[Dataset listings of figures]
>>>

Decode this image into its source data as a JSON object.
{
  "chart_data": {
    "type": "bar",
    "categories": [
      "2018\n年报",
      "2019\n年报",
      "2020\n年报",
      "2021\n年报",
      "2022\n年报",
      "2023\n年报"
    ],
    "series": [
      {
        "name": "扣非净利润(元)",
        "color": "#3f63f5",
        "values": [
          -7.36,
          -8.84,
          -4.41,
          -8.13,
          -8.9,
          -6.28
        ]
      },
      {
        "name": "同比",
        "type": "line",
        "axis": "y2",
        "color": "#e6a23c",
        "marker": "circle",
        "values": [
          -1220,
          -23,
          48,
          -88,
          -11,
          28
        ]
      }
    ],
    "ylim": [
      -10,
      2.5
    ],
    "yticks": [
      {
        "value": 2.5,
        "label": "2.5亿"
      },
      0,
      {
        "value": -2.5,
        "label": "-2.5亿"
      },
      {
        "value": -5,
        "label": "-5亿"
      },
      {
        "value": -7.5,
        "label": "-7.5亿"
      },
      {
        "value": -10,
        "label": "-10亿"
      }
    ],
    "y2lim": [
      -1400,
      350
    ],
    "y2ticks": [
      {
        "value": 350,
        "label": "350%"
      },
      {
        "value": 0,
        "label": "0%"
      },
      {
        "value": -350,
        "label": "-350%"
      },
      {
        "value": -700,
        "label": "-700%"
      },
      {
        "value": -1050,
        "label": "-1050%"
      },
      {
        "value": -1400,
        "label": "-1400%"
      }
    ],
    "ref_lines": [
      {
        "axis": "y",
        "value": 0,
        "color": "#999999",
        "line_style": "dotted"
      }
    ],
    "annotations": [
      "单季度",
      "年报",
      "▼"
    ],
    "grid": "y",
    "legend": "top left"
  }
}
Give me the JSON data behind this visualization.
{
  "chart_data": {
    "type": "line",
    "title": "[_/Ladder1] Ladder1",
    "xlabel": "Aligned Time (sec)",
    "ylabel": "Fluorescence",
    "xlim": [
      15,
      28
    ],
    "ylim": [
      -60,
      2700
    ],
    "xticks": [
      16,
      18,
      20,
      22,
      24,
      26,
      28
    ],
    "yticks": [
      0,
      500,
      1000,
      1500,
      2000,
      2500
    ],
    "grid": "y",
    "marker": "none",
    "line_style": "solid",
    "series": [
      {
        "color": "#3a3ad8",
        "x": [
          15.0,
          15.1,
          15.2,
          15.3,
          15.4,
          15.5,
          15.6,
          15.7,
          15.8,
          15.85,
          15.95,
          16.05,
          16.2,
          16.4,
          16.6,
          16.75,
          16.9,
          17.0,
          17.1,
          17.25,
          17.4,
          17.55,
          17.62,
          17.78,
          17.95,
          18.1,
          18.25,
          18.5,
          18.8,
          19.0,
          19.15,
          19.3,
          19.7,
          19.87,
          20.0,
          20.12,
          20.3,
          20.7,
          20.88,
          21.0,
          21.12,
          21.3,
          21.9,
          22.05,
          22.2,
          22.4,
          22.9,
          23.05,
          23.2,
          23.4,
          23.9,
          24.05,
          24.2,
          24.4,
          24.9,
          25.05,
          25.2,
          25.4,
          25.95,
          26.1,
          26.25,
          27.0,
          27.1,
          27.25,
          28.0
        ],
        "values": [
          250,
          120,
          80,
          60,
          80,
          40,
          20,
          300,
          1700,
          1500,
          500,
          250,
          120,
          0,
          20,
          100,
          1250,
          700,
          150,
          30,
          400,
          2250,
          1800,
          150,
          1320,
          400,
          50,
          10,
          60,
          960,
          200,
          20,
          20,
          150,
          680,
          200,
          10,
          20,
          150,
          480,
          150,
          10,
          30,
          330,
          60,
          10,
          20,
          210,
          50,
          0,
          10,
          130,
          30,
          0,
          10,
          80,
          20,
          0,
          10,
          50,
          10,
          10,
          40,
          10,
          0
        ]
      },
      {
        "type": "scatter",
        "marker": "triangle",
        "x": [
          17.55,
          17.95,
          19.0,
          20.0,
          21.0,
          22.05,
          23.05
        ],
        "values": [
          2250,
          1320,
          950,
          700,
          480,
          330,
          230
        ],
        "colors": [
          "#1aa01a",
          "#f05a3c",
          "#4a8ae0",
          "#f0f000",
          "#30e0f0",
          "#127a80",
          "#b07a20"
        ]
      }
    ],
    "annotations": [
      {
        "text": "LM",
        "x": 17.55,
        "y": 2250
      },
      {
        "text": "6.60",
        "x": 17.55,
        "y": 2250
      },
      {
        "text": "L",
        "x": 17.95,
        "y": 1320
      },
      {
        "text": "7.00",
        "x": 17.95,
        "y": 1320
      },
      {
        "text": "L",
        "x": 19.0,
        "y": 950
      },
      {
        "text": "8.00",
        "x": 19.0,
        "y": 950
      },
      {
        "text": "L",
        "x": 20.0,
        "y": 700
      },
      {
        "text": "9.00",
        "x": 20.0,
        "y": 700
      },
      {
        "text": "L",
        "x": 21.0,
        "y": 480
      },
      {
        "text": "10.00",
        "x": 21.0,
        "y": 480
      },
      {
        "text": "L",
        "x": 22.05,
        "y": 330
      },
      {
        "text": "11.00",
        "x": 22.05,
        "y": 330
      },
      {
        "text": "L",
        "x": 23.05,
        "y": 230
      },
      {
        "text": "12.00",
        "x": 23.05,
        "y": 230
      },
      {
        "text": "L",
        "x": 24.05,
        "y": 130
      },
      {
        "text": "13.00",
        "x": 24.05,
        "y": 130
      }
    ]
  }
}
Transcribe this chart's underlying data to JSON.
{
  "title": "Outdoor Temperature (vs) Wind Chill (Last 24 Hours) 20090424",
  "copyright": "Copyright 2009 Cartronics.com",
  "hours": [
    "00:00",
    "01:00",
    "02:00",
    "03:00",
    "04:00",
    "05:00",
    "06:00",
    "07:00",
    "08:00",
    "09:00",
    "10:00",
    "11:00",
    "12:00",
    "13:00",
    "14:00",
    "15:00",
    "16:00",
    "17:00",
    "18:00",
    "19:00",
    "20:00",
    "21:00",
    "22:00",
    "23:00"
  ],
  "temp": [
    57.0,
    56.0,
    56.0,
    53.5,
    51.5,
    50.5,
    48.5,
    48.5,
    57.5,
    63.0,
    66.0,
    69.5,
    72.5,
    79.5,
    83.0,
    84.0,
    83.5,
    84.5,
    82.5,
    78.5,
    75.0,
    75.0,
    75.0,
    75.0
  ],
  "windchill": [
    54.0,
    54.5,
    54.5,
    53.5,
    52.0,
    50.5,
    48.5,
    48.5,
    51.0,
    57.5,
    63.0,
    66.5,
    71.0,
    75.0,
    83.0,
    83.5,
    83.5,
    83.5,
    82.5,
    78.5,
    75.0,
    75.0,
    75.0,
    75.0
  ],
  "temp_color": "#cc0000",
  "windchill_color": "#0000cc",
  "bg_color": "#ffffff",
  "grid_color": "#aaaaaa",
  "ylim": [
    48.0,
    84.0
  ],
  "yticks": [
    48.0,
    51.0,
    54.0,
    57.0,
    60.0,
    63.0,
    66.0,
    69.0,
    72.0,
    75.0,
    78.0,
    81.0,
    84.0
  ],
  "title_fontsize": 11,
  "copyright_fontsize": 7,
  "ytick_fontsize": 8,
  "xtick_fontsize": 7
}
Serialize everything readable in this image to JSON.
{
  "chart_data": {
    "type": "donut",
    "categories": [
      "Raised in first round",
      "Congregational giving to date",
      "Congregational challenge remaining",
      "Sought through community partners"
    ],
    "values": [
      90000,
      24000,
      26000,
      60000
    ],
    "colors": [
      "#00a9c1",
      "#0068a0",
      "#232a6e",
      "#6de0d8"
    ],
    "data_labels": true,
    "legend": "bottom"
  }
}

<<<

▶ **Written task**
From the first line to the last, retype the data exactly.

▶ **Final result**
Decode this image into its source data as a JSON object.
{
  "chart_data": {
    "type": "bar",
    "categories": [
      "2018\n年报",
      "2019\n年报",
      "2020\n年报",
      "2021\n年报",
      "2022\n年报",
      "2023\n年报"
    ],
    "series": [
      {
        "name": "扣非净利润(元)",
        "color": "#3f63f5",
        "values": [
          -7.36,
          -8.84,
          -4.41,
          -8.13,
          -8.9,
          -6.28
        ]
      },
      {
        "name": "同比",
        "type": "line",
        "axis": "y2",
        "color": "#e6a23c",
        "marker": "circle",
        "values": [
          -1220,
          -23,
          48,
          -88,
          -11,
          28
        ]
      }
    ],
    "ylim": [
      -10,
      2.5
    ],
    "yticks": [
      {
        "value": 2.5,
        "label": "2.5亿"
      },
      0,
      {
        "value": -2.5,
        "label": "-2.5亿"
      },
      {
        "value": -5,
        "label": "-5亿"
      },
      {
        "value": -7.5,
        "label": "-7.5亿"
      },
      {
        "value": -10,
        "label": "-10亿"
      }
    ],
    "y2lim": [
      -1400,
      350
    ],
    "y2ticks": [
      {
        "value": 350,
        "label": "350%"
      },
      {
        "value": 0,
        "label": "0%"
      },
      {
        "value": -350,
        "label": "-350%"
      },
      {
        "value": -700,
        "label": "-700%"
      },
      {
        "value": -1050,
        "label": "-1050%"
      },
      {
        "value": -1400,
        "label": "-1400%"
      }
    ],
    "ref_lines": [
      {
        "axis": "y",
        "value": 0,
        "color": "#999999",
        "line_style": "dotted"
      }
    ],
    "annotations": [
      "单季度",
      "年报",
      "▼"
    ],
    "grid": "y",
    "legend": "top left"
  }
}
Give me the JSON data behind this visualization.
{
  "chart_data": {
    "type": "line",
    "title": "[_/Ladder1] Ladder1",
    "xlabel": "Aligned Time (sec)",
    "ylabel": "Fluorescence",
    "xlim": [
      15,
      28
    ],
    "ylim": [
      -60,
      2700
    ],
    "xticks": [
      16,
      18,
      20,
      22,
      24,
      26,
      28
    ],
    "yticks": [
      0,
      500,
      1000,
      1500,
      2000,
      2500
    ],
    "grid": "y",
    "marker": "none",
    "line_style": "solid",
    "series": [
      {
        "color": "#3a3ad8",
        "x": [
          15.0,
          15.1,
          15.2,
          15.3,
          15.4,
          15.5,
          15.6,
          15.7,
          15.8,
          15.85,
          15.95,
          16.05,
          16.2,
          16.4,
          16.6,
          16.75,
          16.9,
          17.0,
          17.1,
          17.25,
          17.4,
          17.55,
          17.62,
          17.78,
          17.95,
          18.1,
          18.25,
          18.5,
          18.8,
          19.0,
          19.15,
          19.3,
          19.7,
          19.87,
          20.0,
          20.12,
          20.3,
          20.7,
          20.88,
          21.0,
          21.12,
          21.3,
          21.9,
          22.05,
          22.2,
          22.4,
          22.9,
          23.05,
          23.2,
          23.4,
          23.9,
          24.05,
          24.2,
          24.4,
          24.9,
          25.05,
          25.2,
          25.4,
          25.95,
          26.1,
          26.25,
          27.0,
          27.1,
          27.25,
          28.0
        ],
        "values": [
          250,
          120,
          80,
          60,
          80,
          40,
          20,
          300,
          1700,
          1500,
          500,
          250,
          120,
          0,
          20,
          100,
          1250,
          700,
          150,
          30,
          400,
          2250,
          1800,
          150,
          1320,
          400,
          50,
          10,
          60,
          960,
          200,
          20,
          20,
          150,
          680,
          200,
          10,
          20,
          150,
          480,
          150,
          10,
          30,
          330,
          60,
          10,
          20,
          210,
          50,
          0,
          10,
          130,
          30,
          0,
          10,
          80,
          20,
          0,
          10,
          50,
          10,
          10,
          40,
          10,
          0
        ]
      },
      {
        "type": "scatter",
        "marker": "triangle",
        "x": [
          17.55,
          17.95,
          19.0,
          20.0,
          21.0,
          22.05,
          23.05
        ],
        "values": [
          2250,
          1320,
          950,
          700,
          480,
          330,
          230
        ],
        "colors": [
          "#1aa01a",
          "#f05a3c",
          "#4a8ae0",
          "#f0f000",
          "#30e0f0",
          "#127a80",
          "#b07a20"
        ]
      }
    ],
    "annotations": [
      {
        "text": "LM",
        "x": 17.55,
        "y": 2250
      },
      {
        "text": "6.60",
        "x": 17.55,
        "y": 2250
      },
      {
        "text": "L",
        "x": 17.95,
        "y": 1320
      },
      {
        "text": "7.00",
        "x": 17.95,
        "y": 1320
      },
      {
        "text": "L",
        "x": 19.0,
        "y": 950
      },
      {
        "text": "8.00",
        "x": 19.0,
        "y": 950
      },
      {
        "text": "L",
        "x": 20.0,
        "y": 700
      },
      {
        "text": "9.00",
        "x": 20.0,
        "y": 700
      },
      {
        "text": "L",
        "x": 21.0,
        "y": 480
      },
      {
        "text": "10.00",
        "x": 21.0,
        "y": 480
      },
      {
        "text": "L",
        "x": 22.05,
        "y": 330
      },
      {
        "text": "11.00",
        "x": 22.05,
        "y": 330
      },
      {
        "text": "L",
        "x": 23.05,
        "y": 230
      },
      {
        "text": "12.00",
        "x": 23.05,
        "y": 230
      },
      {
        "text": "L",
        "x": 24.05,
        "y": 130
      },
      {
        "text": "13.00",
        "x": 24.05,
        "y": 130
      }
    ]
  }
}
Transcribe this chart's underlying data to JSON.
{
  "title": "Outdoor Temperature (vs) Wind Chill (Last 24 Hours) 20090424",
  "copyright": "Copyright 2009 Cartronics.com",
  "hours": [
    "00:00",
    "01:00",
    "02:00",
    "03:00",
    "04:00",
    "05:00",
    "06:00",
    "07:00",
    "08:00",
    "09:00",
    "10:00",
    "11:00",
    "12:00",
    "13:00",
    "14:00",
    "15:00",
    "16:00",
    "17:00",
    "18:00",
    "19:00",
    "20:00",
    "21:00",
    "22:00",
    "23:00"
  ],
  "temp": [
    57.0,
    56.0,
    56.0,
    53.5,
    51.5,
    50.5,
    48.5,
    48.5,
    57.5,
    63.0,
    66.0,
    69.5,
    72.5,
    79.5,
    83.0,
    84.0,
    83.5,
    84.5,
    82.5,
    78.5,
    75.0,
    75.0,
    75.0,
    75.0
  ],
  "windchill": [
    54.0,
    54.5,
    54.5,
    53.5,
    52.0,
    50.5,
    48.5,
    48.5,
    51.0,
    57.5,
    63.0,
    66.5,
    71.0,
    75.0,
    83.0,
    83.5,
    83.5,
    83.5,
    82.5,
    78.5,
    75.0,
    75.0,
    75.0,
    75.0
  ],
  "temp_color": "#cc0000",
  "windchill_color": "#0000cc",
  "bg_color": "#ffffff",
  "grid_color": "#aaaaaa",
  "ylim": [
    48.0,
    84.0
  ],
  "yticks": [
    48.0,
    51.0,
    54.0,
    57.0,
    60.0,
    63.0,
    66.0,
    69.0,
    72.0,
    75.0,
    78.0,
    81.0,
    84.0
  ],
  "title_fontsize": 11,
  "copyright_fontsize": 7,
  "ytick_fontsize": 8,
  "xtick_fontsize": 7
}
Serialize everything readable in this image to JSON.
{
  "chart_data": {
    "type": "donut",
    "categories": [
      "Raised in first round",
      "Congregational giving to date",
      "Congregational challenge remaining",
      "Sought through community partners"
    ],
    "values": [
      90000,
      24000,
      26000,
      60000
    ],
    "colors": [
      "#00a9c1",
      "#0068a0",
      "#232a6e",
      "#6de0d8"
    ],
    "data_labels": true,
    "legend": "bottom"
  }
}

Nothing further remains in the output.